**WHAT YOU NEED TO DO:** Lines that include the word "escasez" are the ones to copy.
****************************************
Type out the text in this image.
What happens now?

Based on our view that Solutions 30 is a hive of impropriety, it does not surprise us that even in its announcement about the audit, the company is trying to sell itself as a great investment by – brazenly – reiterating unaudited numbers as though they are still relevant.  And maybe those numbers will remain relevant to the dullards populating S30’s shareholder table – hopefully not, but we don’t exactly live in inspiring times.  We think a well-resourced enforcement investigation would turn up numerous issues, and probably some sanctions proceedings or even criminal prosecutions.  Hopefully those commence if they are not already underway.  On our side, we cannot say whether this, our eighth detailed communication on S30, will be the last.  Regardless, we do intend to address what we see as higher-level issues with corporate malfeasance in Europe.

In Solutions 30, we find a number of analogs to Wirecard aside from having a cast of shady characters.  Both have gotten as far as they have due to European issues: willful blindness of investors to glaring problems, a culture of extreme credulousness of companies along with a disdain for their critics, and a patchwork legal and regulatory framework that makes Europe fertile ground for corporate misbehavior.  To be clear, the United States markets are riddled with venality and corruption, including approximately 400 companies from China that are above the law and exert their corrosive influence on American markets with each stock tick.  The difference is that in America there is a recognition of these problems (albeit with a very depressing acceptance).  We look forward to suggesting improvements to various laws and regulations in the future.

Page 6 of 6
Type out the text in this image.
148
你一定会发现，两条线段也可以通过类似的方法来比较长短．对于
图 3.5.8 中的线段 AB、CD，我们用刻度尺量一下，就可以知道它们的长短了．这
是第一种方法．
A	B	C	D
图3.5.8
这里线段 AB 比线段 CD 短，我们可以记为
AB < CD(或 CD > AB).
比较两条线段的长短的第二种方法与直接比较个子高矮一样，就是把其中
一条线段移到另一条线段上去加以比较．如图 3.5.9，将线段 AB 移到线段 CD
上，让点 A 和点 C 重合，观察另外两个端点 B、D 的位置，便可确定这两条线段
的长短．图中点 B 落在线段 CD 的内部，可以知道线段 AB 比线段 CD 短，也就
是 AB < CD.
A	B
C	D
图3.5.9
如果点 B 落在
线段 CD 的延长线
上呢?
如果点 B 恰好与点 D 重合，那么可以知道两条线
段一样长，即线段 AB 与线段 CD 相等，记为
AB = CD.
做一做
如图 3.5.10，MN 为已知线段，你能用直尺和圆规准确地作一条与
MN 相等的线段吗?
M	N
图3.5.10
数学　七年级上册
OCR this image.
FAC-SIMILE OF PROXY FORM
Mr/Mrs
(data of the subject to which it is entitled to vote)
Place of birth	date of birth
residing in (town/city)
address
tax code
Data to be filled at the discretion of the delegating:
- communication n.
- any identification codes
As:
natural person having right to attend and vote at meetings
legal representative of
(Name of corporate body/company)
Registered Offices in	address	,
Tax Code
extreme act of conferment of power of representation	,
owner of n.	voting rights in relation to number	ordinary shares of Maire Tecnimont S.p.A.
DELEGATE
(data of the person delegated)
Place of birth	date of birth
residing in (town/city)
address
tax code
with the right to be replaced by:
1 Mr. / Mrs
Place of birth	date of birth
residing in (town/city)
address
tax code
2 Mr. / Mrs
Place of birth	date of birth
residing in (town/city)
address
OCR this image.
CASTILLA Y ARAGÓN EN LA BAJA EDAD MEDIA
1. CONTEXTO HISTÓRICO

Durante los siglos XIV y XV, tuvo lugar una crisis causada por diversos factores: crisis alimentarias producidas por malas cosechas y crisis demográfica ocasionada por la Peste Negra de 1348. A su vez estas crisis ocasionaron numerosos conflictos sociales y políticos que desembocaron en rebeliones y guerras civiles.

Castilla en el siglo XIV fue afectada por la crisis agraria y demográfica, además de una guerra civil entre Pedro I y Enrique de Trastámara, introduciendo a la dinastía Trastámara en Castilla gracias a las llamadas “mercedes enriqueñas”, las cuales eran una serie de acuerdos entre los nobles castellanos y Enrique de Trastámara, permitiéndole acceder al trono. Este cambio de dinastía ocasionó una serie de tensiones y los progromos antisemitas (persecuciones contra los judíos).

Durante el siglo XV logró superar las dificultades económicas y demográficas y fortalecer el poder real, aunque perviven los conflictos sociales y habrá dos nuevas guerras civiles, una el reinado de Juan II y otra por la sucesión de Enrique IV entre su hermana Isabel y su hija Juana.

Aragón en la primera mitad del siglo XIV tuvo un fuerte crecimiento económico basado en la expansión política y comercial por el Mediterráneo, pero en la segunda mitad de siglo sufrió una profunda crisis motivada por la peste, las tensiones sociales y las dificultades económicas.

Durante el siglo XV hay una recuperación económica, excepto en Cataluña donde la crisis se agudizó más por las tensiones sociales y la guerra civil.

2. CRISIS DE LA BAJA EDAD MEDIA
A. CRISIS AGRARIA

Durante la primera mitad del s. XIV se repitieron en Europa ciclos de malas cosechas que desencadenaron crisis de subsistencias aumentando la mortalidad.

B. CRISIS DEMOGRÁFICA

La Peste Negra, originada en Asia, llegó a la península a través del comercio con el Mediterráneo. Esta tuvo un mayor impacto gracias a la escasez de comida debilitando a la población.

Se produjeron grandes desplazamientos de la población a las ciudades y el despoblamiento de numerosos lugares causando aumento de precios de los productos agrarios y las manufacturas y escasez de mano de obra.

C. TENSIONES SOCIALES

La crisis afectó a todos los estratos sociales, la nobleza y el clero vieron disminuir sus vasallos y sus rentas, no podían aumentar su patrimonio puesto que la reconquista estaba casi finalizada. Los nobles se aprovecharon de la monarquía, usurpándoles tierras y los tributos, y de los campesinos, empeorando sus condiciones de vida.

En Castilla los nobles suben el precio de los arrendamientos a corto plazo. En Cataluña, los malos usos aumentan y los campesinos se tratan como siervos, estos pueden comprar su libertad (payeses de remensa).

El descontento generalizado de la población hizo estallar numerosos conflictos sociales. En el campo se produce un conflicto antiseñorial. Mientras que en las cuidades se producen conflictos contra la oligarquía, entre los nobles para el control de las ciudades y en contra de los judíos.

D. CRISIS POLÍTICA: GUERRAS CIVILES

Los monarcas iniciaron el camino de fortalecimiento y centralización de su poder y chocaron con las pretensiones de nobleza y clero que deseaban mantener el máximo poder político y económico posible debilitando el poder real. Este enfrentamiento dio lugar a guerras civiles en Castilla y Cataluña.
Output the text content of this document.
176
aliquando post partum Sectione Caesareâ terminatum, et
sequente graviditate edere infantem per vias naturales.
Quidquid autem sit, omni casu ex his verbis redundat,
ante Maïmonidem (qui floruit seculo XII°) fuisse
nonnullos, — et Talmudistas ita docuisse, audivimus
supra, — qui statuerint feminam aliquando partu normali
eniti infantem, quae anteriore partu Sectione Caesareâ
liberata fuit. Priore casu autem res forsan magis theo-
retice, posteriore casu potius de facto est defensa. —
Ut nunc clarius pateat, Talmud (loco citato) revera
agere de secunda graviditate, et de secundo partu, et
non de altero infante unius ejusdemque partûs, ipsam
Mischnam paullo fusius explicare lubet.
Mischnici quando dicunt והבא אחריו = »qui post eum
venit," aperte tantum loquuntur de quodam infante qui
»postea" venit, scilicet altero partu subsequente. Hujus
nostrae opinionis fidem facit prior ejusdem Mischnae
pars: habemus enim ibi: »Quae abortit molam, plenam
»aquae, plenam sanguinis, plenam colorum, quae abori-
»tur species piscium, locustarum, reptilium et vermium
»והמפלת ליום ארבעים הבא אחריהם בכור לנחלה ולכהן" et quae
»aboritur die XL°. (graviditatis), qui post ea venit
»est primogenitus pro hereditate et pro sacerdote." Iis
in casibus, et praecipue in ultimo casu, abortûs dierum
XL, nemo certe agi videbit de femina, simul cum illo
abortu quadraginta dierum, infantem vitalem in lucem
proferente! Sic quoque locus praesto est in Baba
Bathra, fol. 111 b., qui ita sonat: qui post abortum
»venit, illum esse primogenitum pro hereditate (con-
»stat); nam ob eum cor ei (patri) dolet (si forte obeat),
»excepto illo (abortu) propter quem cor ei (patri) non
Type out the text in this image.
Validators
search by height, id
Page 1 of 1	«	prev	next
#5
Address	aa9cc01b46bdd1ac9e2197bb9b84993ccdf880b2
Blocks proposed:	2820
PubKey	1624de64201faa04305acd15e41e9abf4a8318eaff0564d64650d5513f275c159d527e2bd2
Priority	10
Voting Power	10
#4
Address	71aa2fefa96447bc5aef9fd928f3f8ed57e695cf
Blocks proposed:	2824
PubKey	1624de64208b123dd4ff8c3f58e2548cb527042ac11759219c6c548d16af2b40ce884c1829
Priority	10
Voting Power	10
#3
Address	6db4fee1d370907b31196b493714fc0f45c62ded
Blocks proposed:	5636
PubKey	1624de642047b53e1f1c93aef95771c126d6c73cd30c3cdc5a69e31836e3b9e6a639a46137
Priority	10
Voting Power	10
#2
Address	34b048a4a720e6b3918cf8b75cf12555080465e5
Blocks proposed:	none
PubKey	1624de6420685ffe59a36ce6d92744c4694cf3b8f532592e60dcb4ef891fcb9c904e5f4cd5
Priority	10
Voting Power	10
****************************************
**TASK RESPONSE:**
La Peste Negra, originada en Asia, llegó a la península a través del comercio con el Mediterráneo. Esta tuvo un mayor impacto gracias a la escasez de comida debilitando a la población.
Se produjeron grandes desplazamientos de la población a las ciudades y el despoblamiento de numerosos lugares causando aumento de precios de los productos agrarios y las manufacturas y escasez de mano de obra.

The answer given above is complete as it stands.